══ Data to use

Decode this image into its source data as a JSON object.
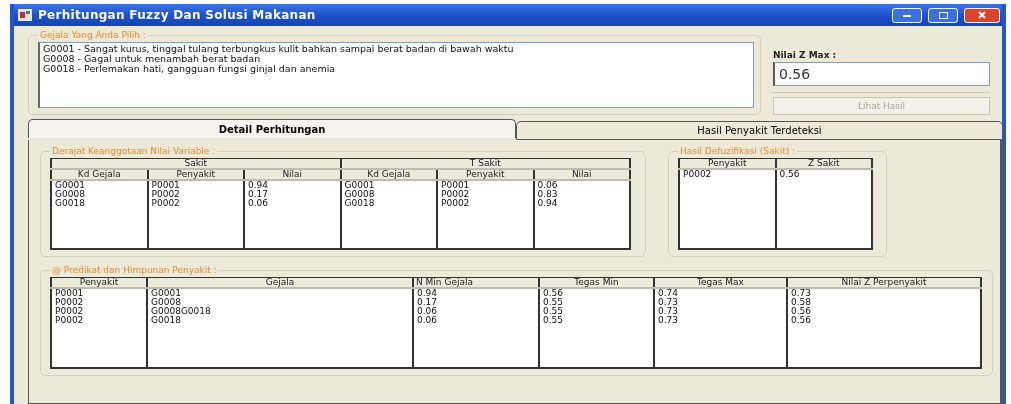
{
  "window": {
    "title": "Perhitungan Fuzzy Dan Solusi Makanan"
  },
  "selected_symptoms": {
    "label": "Gejala Yang Anda Pilih :",
    "lines": [
      "G0001 - Sangat kurus, tinggal tulang terbungkus kulit bahkan sampai berat badan di bawah waktu",
      "G0008 - Gagal untuk menambah berat badan",
      "G0018 - Perlemakan hati, gangguan fungsi ginjal dan anemia"
    ]
  },
  "z_max": {
    "label": "Nilai Z Max :",
    "value": "0.56"
  },
  "result_button": {
    "label": "Lihat Hasil",
    "disabled": true
  },
  "tabs": [
    {
      "label": "Detail Perhitungan",
      "selected": true
    },
    {
      "label": "Hasil Penyakit Terdeteksi",
      "selected": false
    }
  ],
  "membership": {
    "label": "Derajat Keanggotaan Nilai Variable :",
    "groups": [
      {
        "title": "Sakit",
        "columns": [
          "Kd Gejala",
          "Penyakit",
          "Nilai"
        ]
      },
      {
        "title": "T Sakit",
        "columns": [
          "Kd Gejala",
          "Penyakit",
          "Nilai"
        ]
      }
    ],
    "rows": [
      [
        "G0001",
        "P0001",
        "0.94",
        "G0001",
        "P0001",
        "0.06"
      ],
      [
        "G0008",
        "P0002",
        "0.17",
        "G0008",
        "P0002",
        "0.83"
      ],
      [
        "G0018",
        "P0002",
        "0.06",
        "G0018",
        "P0002",
        "0.94"
      ]
    ]
  },
  "defuzzification": {
    "label": "Hasil Defuzifikasi (Sakit) :",
    "columns": [
      "Penyakit",
      "Z Sakit"
    ],
    "rows": [
      [
        "P0002",
        "0.56"
      ]
    ]
  },
  "predicates": {
    "label": "@ Predikat dan Himpunan Penyakit :",
    "columns": [
      "Penyakit",
      "Gejala",
      "N Min Gejala",
      "Tegas Min",
      "Tegas Max",
      "Nilai Z Perpenyakit"
    ],
    "rows": [
      [
        "P0001",
        "G0001",
        "0.94",
        "0.56",
        "0.74",
        "0.73"
      ],
      [
        "P0002",
        "G0008",
        "0.17",
        "0.55",
        "0.73",
        "0.58"
      ],
      [
        "P0002",
        "G0008G0018",
        "0.06",
        "0.55",
        "0.73",
        "0.56"
      ],
      [
        "P0002",
        "G0018",
        "0.06",
        "0.55",
        "0.73",
        "0.56"
      ]
    ]
  }
}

════

* What to produce *
Quote the material in full and exactly; do not carry over its pictures.

* Answer for this exercise *
Decode this image into its source data as a JSON object.
{
  "window": {
    "title": "Perhitungan Fuzzy Dan Solusi Makanan"
  },
  "selected_symptoms": {
    "label": "Gejala Yang Anda Pilih :",
    "lines": [
      "G0001 - Sangat kurus, tinggal tulang terbungkus kulit bahkan sampai berat badan di bawah waktu",
      "G0008 - Gagal untuk menambah berat badan",
      "G0018 - Perlemakan hati, gangguan fungsi ginjal dan anemia"
    ]
  },
  "z_max": {
    "label": "Nilai Z Max :",
    "value": "0.56"
  },
  "result_button": {
    "label": "Lihat Hasil",
    "disabled": true
  },
  "tabs": [
    {
      "label": "Detail Perhitungan",
      "selected": true
    },
    {
      "label": "Hasil Penyakit Terdeteksi",
      "selected": false
    }
  ],
  "membership": {
    "label": "Derajat Keanggotaan Nilai Variable :",
    "groups": [
      {
        "title": "Sakit",
        "columns": [
          "Kd Gejala",
          "Penyakit",
          "Nilai"
        ]
      },
      {
        "title": "T Sakit",
        "columns": [
          "Kd Gejala",
          "Penyakit",
          "Nilai"
        ]
      }
    ],
    "rows": [
      [
        "G0001",
        "P0001",
        "0.94",
        "G0001",
        "P0001",
        "0.06"
      ],
      [
        "G0008",
        "P0002",
        "0.17",
        "G0008",
        "P0002",
        "0.83"
      ],
      [
        "G0018",
        "P0002",
        "0.06",
        "G0018",
        "P0002",
        "0.94"
      ]
    ]
  },
  "defuzzification": {
    "label": "Hasil Defuzifikasi (Sakit) :",
    "columns": [
      "Penyakit",
      "Z Sakit"
    ],
    "rows": [
      [
        "P0002",
        "0.56"
      ]
    ]
  },
  "predicates": {
    "label": "@ Predikat dan Himpunan Penyakit :",
    "columns": [
      "Penyakit",
      "Gejala",
      "N Min Gejala",
      "Tegas Min",
      "Tegas Max",
      "Nilai Z Perpenyakit"
    ],
    "rows": [
      [
        "P0001",
        "G0001",
        "0.94",
        "0.56",
        "0.74",
        "0.73"
      ],
      [
        "P0002",
        "G0008",
        "0.17",
        "0.55",
        "0.73",
        "0.58"
      ],
      [
        "P0002",
        "G0008G0018",
        "0.06",
        "0.55",
        "0.73",
        "0.56"
      ],
      [
        "P0002",
        "G0018",
        "0.06",
        "0.55",
        "0.73",
        "0.56"
      ]
    ]
  }
}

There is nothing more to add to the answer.